§ **WHAT TO PRODUCE**: Repeat the material exactly, leaving nothing out.

§ **DATA ENTRIES**:

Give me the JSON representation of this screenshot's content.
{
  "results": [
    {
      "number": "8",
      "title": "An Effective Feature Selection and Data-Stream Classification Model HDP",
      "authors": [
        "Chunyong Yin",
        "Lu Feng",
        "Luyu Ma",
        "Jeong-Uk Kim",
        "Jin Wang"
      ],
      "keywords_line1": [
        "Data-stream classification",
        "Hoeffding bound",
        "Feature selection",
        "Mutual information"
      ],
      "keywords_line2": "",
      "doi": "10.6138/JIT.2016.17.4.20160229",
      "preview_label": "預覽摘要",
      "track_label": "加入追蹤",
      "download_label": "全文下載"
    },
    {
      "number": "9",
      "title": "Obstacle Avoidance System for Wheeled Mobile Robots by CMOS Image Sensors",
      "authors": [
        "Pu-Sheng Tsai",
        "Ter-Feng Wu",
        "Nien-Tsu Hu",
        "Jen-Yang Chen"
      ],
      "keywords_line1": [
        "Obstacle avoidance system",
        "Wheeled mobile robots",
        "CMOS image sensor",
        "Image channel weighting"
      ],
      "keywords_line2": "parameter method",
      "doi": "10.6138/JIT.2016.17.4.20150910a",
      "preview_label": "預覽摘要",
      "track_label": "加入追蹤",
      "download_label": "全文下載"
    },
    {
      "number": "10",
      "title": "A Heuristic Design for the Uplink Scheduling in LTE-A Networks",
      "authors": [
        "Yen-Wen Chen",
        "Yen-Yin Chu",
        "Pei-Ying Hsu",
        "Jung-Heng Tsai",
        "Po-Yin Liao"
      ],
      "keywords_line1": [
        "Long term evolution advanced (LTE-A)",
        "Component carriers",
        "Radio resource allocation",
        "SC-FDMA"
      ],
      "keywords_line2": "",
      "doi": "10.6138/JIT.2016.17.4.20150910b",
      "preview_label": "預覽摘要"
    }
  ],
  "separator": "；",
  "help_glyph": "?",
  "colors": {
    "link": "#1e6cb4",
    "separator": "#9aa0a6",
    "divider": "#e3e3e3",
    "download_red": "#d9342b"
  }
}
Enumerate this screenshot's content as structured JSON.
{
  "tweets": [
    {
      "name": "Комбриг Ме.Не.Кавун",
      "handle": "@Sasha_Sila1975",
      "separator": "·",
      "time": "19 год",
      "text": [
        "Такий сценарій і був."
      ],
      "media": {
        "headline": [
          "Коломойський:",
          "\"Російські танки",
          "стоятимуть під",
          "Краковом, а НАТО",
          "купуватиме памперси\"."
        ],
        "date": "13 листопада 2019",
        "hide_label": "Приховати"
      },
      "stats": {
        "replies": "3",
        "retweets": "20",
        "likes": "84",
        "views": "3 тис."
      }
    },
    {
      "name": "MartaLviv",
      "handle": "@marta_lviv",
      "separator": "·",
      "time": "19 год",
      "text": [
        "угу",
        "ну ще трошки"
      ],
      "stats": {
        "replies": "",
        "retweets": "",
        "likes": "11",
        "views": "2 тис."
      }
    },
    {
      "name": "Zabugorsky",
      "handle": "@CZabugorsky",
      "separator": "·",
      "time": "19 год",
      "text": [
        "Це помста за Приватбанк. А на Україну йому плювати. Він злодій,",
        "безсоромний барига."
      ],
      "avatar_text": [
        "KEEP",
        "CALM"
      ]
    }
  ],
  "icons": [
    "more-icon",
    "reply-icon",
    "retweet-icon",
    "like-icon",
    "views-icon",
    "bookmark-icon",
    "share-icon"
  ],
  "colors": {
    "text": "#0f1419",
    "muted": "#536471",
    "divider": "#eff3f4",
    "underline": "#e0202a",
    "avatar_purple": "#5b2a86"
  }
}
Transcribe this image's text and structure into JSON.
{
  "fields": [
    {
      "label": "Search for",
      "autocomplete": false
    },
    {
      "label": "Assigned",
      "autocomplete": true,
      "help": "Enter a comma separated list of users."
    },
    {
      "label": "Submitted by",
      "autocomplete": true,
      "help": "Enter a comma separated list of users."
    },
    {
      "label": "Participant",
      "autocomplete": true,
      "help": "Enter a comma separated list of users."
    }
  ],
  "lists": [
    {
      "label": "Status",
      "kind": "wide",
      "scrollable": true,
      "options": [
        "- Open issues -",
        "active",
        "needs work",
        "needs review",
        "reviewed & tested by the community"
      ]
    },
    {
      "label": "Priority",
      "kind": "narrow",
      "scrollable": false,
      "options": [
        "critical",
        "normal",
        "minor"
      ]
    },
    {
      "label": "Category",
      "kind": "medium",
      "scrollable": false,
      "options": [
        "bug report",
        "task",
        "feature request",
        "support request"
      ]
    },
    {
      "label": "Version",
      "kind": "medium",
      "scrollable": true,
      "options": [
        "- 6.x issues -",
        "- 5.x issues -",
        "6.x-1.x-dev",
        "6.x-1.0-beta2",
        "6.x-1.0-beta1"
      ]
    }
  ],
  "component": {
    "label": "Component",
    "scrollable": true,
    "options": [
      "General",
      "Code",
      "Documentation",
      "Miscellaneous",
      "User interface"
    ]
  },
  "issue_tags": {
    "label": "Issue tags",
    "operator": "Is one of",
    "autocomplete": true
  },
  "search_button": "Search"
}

§ **WRITTEN SOLUTION**:
Give me the JSON representation of this screenshot's content.
{
  "results": [
    {
      "number": "8",
      "title": "An Effective Feature Selection and Data-Stream Classification Model HDP",
      "authors": [
        "Chunyong Yin",
        "Lu Feng",
        "Luyu Ma",
        "Jeong-Uk Kim",
        "Jin Wang"
      ],
      "keywords_line1": [
        "Data-stream classification",
        "Hoeffding bound",
        "Feature selection",
        "Mutual information"
      ],
      "keywords_line2": "",
      "doi": "10.6138/JIT.2016.17.4.20160229",
      "preview_label": "預覽摘要",
      "track_label": "加入追蹤",
      "download_label": "全文下載"
    },
    {
      "number": "9",
      "title": "Obstacle Avoidance System for Wheeled Mobile Robots by CMOS Image Sensors",
      "authors": [
        "Pu-Sheng Tsai",
        "Ter-Feng Wu",
        "Nien-Tsu Hu",
        "Jen-Yang Chen"
      ],
      "keywords_line1": [
        "Obstacle avoidance system",
        "Wheeled mobile robots",
        "CMOS image sensor",
        "Image channel weighting"
      ],
      "keywords_line2": "parameter method",
      "doi": "10.6138/JIT.2016.17.4.20150910a",
      "preview_label": "預覽摘要",
      "track_label": "加入追蹤",
      "download_label": "全文下載"
    },
    {
      "number": "10",
      "title": "A Heuristic Design for the Uplink Scheduling in LTE-A Networks",
      "authors": [
        "Yen-Wen Chen",
        "Yen-Yin Chu",
        "Pei-Ying Hsu",
        "Jung-Heng Tsai",
        "Po-Yin Liao"
      ],
      "keywords_line1": [
        "Long term evolution advanced (LTE-A)",
        "Component carriers",
        "Radio resource allocation",
        "SC-FDMA"
      ],
      "keywords_line2": "",
      "doi": "10.6138/JIT.2016.17.4.20150910b",
      "preview_label": "預覽摘要"
    }
  ],
  "separator": "；",
  "help_glyph": "?",
  "colors": {
    "link": "#1e6cb4",
    "separator": "#9aa0a6",
    "divider": "#e3e3e3",
    "download_red": "#d9342b"
  }
}
Enumerate this screenshot's content as structured JSON.
{
  "tweets": [
    {
      "name": "Комбриг Ме.Не.Кавун",
      "handle": "@Sasha_Sila1975",
      "separator": "·",
      "time": "19 год",
      "text": [
        "Такий сценарій і був."
      ],
      "media": {
        "headline": [
          "Коломойський:",
          "\"Російські танки",
          "стоятимуть під",
          "Краковом, а НАТО",
          "купуватиме памперси\"."
        ],
        "date": "13 листопада 2019",
        "hide_label": "Приховати"
      },
      "stats": {
        "replies": "3",
        "retweets": "20",
        "likes": "84",
        "views": "3 тис."
      }
    },
    {
      "name": "MartaLviv",
      "handle": "@marta_lviv",
      "separator": "·",
      "time": "19 год",
      "text": [
        "угу",
        "ну ще трошки"
      ],
      "stats": {
        "replies": "",
        "retweets": "",
        "likes": "11",
        "views": "2 тис."
      }
    },
    {
      "name": "Zabugorsky",
      "handle": "@CZabugorsky",
      "separator": "·",
      "time": "19 год",
      "text": [
        "Це помста за Приватбанк. А на Україну йому плювати. Він злодій,",
        "безсоромний барига."
      ],
      "avatar_text": [
        "KEEP",
        "CALM"
      ]
    }
  ],
  "icons": [
    "more-icon",
    "reply-icon",
    "retweet-icon",
    "like-icon",
    "views-icon",
    "bookmark-icon",
    "share-icon"
  ],
  "colors": {
    "text": "#0f1419",
    "muted": "#536471",
    "divider": "#eff3f4",
    "underline": "#e0202a",
    "avatar_purple": "#5b2a86"
  }
}
Transcribe this image's text and structure into JSON.
{
  "fields": [
    {
      "label": "Search for",
      "autocomplete": false
    },
    {
      "label": "Assigned",
      "autocomplete": true,
      "help": "Enter a comma separated list of users."
    },
    {
      "label": "Submitted by",
      "autocomplete": true,
      "help": "Enter a comma separated list of users."
    },
    {
      "label": "Participant",
      "autocomplete": true,
      "help": "Enter a comma separated list of users."
    }
  ],
  "lists": [
    {
      "label": "Status",
      "kind": "wide",
      "scrollable": true,
      "options": [
        "- Open issues -",
        "active",
        "needs work",
        "needs review",
        "reviewed & tested by the community"
      ]
    },
    {
      "label": "Priority",
      "kind": "narrow",
      "scrollable": false,
      "options": [
        "critical",
        "normal",
        "minor"
      ]
    },
    {
      "label": "Category",
      "kind": "medium",
      "scrollable": false,
      "options": [
        "bug report",
        "task",
        "feature request",
        "support request"
      ]
    },
    {
      "label": "Version",
      "kind": "medium",
      "scrollable": true,
      "options": [
        "- 6.x issues -",
        "- 5.x issues -",
        "6.x-1.x-dev",
        "6.x-1.0-beta2",
        "6.x-1.0-beta1"
      ]
    }
  ],
  "component": {
    "label": "Component",
    "scrollable": true,
    "options": [
      "General",
      "Code",
      "Documentation",
      "Miscellaneous",
      "User interface"
    ]
  },
  "issue_tags": {
    "label": "Issue tags",
    "operator": "Is one of",
    "autocomplete": true
  },
  "search_button": "Search"
}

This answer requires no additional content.